* **GOAL OF THE EXERCISE**:
Scan the data. Collect each line that contains the word "China".

Collected data entries
────────────────────────────────────────
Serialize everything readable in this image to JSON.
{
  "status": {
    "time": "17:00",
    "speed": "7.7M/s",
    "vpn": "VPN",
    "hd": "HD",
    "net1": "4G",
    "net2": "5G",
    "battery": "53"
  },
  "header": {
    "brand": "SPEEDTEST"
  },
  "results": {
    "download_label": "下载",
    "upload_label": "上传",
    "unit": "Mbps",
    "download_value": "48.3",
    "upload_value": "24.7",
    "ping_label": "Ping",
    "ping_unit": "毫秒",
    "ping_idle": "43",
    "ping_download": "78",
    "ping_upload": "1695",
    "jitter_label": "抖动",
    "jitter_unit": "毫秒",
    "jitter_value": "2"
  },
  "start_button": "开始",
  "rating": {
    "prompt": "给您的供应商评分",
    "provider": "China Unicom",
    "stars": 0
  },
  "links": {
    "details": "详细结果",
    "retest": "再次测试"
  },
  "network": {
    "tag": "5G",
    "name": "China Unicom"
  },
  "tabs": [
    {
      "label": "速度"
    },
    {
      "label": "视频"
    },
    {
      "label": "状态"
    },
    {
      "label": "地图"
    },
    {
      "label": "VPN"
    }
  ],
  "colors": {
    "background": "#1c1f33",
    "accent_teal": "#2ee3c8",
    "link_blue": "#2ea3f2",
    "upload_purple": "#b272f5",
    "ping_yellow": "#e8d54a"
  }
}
────────────────────────────────────────
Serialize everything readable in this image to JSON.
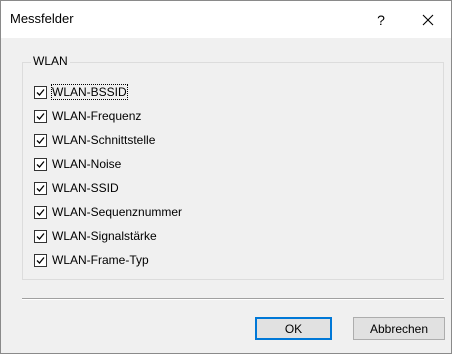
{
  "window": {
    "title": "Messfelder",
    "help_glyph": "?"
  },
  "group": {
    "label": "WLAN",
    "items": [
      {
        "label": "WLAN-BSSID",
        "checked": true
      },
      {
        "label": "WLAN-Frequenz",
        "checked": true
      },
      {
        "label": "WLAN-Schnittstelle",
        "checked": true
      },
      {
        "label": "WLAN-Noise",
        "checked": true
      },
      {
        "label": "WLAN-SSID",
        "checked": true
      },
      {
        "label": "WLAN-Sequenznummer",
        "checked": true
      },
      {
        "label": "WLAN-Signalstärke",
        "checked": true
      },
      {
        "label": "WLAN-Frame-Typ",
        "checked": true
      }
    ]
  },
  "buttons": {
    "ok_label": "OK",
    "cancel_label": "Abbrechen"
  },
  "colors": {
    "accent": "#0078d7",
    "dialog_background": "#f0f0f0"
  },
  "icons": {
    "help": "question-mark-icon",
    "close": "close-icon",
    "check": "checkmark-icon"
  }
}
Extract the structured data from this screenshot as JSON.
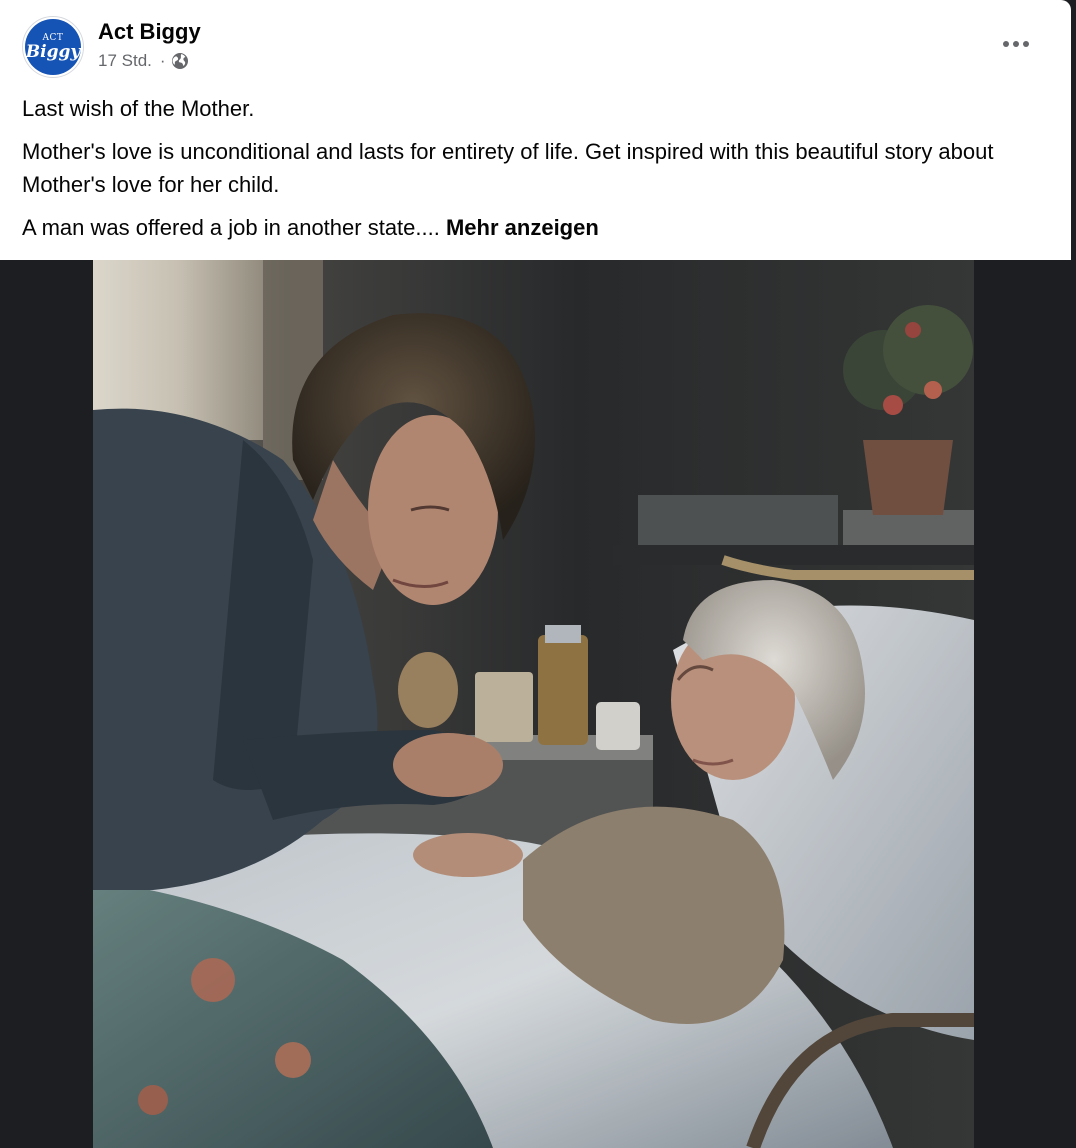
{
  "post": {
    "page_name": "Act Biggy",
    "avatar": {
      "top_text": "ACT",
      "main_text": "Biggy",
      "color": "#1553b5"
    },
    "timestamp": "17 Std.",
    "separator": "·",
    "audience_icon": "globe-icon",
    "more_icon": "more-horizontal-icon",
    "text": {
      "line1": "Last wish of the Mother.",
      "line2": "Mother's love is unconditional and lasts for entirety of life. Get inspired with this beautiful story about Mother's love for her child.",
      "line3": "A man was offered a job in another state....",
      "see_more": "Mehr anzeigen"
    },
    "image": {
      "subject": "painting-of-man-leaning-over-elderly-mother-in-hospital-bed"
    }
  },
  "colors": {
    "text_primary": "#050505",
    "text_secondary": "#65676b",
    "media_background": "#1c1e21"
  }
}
────────────────────────────────────────
* **REPLY TO THE TASK**:
    "provider": "China Unicom",
    "name": "China Unicom"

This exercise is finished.